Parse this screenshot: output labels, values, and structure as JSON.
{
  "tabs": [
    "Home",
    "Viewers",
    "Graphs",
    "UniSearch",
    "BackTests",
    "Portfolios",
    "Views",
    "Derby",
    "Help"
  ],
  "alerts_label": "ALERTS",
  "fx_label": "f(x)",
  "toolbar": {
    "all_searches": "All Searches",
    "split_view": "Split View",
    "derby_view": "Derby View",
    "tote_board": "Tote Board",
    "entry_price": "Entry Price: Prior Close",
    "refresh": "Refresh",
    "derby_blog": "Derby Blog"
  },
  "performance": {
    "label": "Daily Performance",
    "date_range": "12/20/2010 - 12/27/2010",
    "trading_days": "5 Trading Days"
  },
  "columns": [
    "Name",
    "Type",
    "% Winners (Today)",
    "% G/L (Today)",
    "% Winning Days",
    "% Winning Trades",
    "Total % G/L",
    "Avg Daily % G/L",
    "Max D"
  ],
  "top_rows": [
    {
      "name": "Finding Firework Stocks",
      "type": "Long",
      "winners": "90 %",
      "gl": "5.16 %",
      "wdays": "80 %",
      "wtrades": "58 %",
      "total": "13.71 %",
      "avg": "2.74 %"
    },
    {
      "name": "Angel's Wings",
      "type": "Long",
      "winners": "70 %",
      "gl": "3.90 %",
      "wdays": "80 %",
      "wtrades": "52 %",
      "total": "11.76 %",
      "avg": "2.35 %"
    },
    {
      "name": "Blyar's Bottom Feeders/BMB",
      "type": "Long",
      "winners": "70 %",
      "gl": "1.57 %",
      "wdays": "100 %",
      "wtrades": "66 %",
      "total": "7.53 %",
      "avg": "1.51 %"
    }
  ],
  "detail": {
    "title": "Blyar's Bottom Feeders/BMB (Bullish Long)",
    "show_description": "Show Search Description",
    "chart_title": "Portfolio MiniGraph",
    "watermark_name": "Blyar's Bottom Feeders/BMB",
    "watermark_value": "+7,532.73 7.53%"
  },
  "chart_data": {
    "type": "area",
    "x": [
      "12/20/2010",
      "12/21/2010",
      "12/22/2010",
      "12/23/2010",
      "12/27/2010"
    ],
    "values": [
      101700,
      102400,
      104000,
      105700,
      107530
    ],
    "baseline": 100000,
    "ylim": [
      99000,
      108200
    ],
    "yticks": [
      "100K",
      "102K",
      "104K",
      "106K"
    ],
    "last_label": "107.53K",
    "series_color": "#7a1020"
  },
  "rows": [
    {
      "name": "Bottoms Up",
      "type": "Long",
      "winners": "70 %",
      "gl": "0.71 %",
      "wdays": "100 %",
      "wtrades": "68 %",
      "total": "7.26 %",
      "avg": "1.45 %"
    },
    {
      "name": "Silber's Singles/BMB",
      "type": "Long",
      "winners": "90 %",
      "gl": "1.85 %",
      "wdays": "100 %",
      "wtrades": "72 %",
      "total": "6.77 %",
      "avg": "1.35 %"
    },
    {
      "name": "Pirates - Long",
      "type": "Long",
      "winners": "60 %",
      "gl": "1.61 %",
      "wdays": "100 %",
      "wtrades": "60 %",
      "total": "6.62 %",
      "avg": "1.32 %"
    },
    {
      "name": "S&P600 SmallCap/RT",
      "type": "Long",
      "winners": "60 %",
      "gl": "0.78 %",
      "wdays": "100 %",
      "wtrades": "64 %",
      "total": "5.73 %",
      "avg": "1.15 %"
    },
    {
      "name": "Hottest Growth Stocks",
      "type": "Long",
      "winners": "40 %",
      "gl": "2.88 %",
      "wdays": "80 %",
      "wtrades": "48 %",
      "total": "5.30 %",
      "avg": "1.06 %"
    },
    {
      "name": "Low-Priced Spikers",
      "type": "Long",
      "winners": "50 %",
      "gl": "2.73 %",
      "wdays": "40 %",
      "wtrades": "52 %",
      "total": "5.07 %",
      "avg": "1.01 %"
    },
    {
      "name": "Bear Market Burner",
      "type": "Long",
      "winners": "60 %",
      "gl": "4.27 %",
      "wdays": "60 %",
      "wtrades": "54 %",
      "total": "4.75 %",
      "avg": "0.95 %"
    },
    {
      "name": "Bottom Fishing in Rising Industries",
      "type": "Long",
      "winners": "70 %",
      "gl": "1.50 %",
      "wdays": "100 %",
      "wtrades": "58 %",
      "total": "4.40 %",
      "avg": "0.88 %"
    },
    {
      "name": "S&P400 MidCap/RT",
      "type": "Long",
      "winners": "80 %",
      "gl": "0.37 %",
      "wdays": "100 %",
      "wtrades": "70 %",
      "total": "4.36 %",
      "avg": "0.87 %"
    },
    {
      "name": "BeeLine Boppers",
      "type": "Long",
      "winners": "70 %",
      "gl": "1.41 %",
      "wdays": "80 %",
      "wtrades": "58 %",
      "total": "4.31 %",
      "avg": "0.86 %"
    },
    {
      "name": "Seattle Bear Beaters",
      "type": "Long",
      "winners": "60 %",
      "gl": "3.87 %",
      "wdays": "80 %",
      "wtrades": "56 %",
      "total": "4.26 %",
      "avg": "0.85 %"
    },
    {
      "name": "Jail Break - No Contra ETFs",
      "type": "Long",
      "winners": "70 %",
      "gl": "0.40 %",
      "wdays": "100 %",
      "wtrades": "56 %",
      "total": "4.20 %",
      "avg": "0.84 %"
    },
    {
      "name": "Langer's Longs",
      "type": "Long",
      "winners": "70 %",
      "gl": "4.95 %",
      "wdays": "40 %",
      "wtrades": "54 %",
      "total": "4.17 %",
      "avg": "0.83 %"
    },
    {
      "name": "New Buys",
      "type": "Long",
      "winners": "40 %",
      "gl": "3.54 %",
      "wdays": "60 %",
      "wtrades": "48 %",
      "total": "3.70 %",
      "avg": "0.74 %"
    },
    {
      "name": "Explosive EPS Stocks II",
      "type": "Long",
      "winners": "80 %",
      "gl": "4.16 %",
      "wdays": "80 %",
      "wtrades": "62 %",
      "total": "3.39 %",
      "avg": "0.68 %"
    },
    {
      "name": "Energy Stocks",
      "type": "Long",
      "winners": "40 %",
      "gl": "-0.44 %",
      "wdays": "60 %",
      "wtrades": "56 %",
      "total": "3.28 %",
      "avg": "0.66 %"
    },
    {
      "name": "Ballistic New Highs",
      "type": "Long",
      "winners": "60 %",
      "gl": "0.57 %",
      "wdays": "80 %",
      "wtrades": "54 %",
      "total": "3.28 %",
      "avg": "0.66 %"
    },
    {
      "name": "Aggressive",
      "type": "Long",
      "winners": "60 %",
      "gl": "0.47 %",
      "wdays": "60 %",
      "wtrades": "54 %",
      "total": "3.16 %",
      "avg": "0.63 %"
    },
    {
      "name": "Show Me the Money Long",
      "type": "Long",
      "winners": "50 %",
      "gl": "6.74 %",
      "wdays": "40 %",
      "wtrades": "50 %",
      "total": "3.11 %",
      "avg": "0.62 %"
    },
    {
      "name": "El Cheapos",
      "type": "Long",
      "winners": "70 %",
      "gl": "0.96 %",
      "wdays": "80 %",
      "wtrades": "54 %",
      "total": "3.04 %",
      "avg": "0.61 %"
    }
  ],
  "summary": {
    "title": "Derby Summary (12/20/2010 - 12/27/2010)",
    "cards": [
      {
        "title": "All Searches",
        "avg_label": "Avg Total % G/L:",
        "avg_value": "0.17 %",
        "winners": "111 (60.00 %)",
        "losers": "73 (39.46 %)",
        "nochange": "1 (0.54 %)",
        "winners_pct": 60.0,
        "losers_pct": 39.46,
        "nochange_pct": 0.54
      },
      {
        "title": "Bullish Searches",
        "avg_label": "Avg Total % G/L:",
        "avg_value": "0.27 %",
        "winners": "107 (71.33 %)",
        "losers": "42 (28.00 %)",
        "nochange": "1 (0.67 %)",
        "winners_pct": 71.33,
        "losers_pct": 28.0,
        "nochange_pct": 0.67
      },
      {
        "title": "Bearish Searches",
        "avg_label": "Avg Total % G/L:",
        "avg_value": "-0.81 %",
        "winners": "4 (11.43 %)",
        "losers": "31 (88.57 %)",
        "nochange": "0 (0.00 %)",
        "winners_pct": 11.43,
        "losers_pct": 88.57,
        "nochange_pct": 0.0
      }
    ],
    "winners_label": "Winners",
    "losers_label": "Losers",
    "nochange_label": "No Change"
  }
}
■ ■ ■
## Instructions for the task
Your task is to pick out every line with the string "Searches" and copy it.

## Written solution
    "all_searches": "All Searches",
        "title": "All Searches",
        "title": "Bullish Searches",
        "title": "Bearish Searches",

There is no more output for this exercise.